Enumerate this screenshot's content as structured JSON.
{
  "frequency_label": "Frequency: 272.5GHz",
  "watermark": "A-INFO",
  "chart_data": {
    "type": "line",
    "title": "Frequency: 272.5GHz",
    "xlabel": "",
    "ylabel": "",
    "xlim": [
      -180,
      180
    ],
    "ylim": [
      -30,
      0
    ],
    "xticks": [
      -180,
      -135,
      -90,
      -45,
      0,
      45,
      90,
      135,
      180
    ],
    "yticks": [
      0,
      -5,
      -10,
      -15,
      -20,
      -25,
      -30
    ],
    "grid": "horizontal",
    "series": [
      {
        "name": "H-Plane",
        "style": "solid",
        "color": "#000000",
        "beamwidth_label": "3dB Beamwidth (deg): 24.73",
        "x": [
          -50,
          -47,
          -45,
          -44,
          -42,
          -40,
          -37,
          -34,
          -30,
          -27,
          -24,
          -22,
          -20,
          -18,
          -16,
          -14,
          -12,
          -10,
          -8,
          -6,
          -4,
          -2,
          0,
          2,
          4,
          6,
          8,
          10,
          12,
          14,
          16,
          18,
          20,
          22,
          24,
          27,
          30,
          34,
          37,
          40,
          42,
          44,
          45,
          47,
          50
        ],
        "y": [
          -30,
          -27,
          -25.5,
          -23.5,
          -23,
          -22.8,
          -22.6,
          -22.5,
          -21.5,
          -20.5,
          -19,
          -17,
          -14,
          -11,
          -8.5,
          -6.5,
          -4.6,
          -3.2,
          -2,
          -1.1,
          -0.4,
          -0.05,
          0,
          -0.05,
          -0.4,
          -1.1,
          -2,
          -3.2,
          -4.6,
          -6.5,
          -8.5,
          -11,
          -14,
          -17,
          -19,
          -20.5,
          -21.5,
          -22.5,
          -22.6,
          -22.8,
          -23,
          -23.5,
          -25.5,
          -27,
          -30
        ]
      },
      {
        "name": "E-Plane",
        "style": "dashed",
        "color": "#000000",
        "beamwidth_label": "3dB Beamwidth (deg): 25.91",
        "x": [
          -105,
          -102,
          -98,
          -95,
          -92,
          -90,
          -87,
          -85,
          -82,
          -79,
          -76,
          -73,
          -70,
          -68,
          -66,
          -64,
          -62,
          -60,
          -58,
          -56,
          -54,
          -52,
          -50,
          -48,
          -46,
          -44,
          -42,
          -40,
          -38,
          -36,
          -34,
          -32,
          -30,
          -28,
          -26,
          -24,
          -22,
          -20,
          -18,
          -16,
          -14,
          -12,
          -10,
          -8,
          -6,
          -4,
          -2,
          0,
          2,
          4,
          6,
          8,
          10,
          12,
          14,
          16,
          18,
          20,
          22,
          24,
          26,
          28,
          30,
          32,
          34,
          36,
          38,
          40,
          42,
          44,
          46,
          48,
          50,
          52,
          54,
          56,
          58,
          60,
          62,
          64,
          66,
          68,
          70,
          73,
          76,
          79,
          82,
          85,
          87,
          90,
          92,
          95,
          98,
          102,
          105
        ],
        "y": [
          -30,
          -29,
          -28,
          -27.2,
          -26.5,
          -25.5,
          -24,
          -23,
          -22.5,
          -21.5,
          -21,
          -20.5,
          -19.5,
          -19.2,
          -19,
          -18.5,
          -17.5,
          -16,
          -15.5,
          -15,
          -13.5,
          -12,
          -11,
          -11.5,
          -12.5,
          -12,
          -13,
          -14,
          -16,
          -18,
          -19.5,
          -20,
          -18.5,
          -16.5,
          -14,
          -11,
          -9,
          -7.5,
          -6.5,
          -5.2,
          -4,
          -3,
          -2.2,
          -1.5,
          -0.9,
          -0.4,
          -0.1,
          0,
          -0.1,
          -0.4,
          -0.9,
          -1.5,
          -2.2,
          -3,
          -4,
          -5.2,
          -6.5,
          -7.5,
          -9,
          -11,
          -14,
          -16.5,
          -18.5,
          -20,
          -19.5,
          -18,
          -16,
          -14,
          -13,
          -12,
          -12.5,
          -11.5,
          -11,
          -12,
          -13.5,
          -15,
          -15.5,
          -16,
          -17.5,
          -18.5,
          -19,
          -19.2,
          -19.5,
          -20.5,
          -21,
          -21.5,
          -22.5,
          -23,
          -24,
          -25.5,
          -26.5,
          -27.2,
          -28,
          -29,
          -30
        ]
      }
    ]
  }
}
+--
§ **Task details**
Please restate the whole listing word for word.

§ **Answer below**
Enumerate this screenshot's content as structured JSON.
{
  "frequency_label": "Frequency: 272.5GHz",
  "watermark": "A-INFO",
  "chart_data": {
    "type": "line",
    "title": "Frequency: 272.5GHz",
    "xlabel": "",
    "ylabel": "",
    "xlim": [
      -180,
      180
    ],
    "ylim": [
      -30,
      0
    ],
    "xticks": [
      -180,
      -135,
      -90,
      -45,
      0,
      45,
      90,
      135,
      180
    ],
    "yticks": [
      0,
      -5,
      -10,
      -15,
      -20,
      -25,
      -30
    ],
    "grid": "horizontal",
    "series": [
      {
        "name": "H-Plane",
        "style": "solid",
        "color": "#000000",
        "beamwidth_label": "3dB Beamwidth (deg): 24.73",
        "x": [
          -50,
          -47,
          -45,
          -44,
          -42,
          -40,
          -37,
          -34,
          -30,
          -27,
          -24,
          -22,
          -20,
          -18,
          -16,
          -14,
          -12,
          -10,
          -8,
          -6,
          -4,
          -2,
          0,
          2,
          4,
          6,
          8,
          10,
          12,
          14,
          16,
          18,
          20,
          22,
          24,
          27,
          30,
          34,
          37,
          40,
          42,
          44,
          45,
          47,
          50
        ],
        "y": [
          -30,
          -27,
          -25.5,
          -23.5,
          -23,
          -22.8,
          -22.6,
          -22.5,
          -21.5,
          -20.5,
          -19,
          -17,
          -14,
          -11,
          -8.5,
          -6.5,
          -4.6,
          -3.2,
          -2,
          -1.1,
          -0.4,
          -0.05,
          0,
          -0.05,
          -0.4,
          -1.1,
          -2,
          -3.2,
          -4.6,
          -6.5,
          -8.5,
          -11,
          -14,
          -17,
          -19,
          -20.5,
          -21.5,
          -22.5,
          -22.6,
          -22.8,
          -23,
          -23.5,
          -25.5,
          -27,
          -30
        ]
      },
      {
        "name": "E-Plane",
        "style": "dashed",
        "color": "#000000",
        "beamwidth_label": "3dB Beamwidth (deg): 25.91",
        "x": [
          -105,
          -102,
          -98,
          -95,
          -92,
          -90,
          -87,
          -85,
          -82,
          -79,
          -76,
          -73,
          -70,
          -68,
          -66,
          -64,
          -62,
          -60,
          -58,
          -56,
          -54,
          -52,
          -50,
          -48,
          -46,
          -44,
          -42,
          -40,
          -38,
          -36,
          -34,
          -32,
          -30,
          -28,
          -26,
          -24,
          -22,
          -20,
          -18,
          -16,
          -14,
          -12,
          -10,
          -8,
          -6,
          -4,
          -2,
          0,
          2,
          4,
          6,
          8,
          10,
          12,
          14,
          16,
          18,
          20,
          22,
          24,
          26,
          28,
          30,
          32,
          34,
          36,
          38,
          40,
          42,
          44,
          46,
          48,
          50,
          52,
          54,
          56,
          58,
          60,
          62,
          64,
          66,
          68,
          70,
          73,
          76,
          79,
          82,
          85,
          87,
          90,
          92,
          95,
          98,
          102,
          105
        ],
        "y": [
          -30,
          -29,
          -28,
          -27.2,
          -26.5,
          -25.5,
          -24,
          -23,
          -22.5,
          -21.5,
          -21,
          -20.5,
          -19.5,
          -19.2,
          -19,
          -18.5,
          -17.5,
          -16,
          -15.5,
          -15,
          -13.5,
          -12,
          -11,
          -11.5,
          -12.5,
          -12,
          -13,
          -14,
          -16,
          -18,
          -19.5,
          -20,
          -18.5,
          -16.5,
          -14,
          -11,
          -9,
          -7.5,
          -6.5,
          -5.2,
          -4,
          -3,
          -2.2,
          -1.5,
          -0.9,
          -0.4,
          -0.1,
          0,
          -0.1,
          -0.4,
          -0.9,
          -1.5,
          -2.2,
          -3,
          -4,
          -5.2,
          -6.5,
          -7.5,
          -9,
          -11,
          -14,
          -16.5,
          -18.5,
          -20,
          -19.5,
          -18,
          -16,
          -14,
          -13,
          -12,
          -12.5,
          -11.5,
          -11,
          -12,
          -13.5,
          -15,
          -15.5,
          -16,
          -17.5,
          -18.5,
          -19,
          -19.2,
          -19.5,
          -20.5,
          -21,
          -21.5,
          -22.5,
          -23,
          -24,
          -25.5,
          -26.5,
          -27.2,
          -28,
          -29,
          -30
        ]
      }
    ]
  }
}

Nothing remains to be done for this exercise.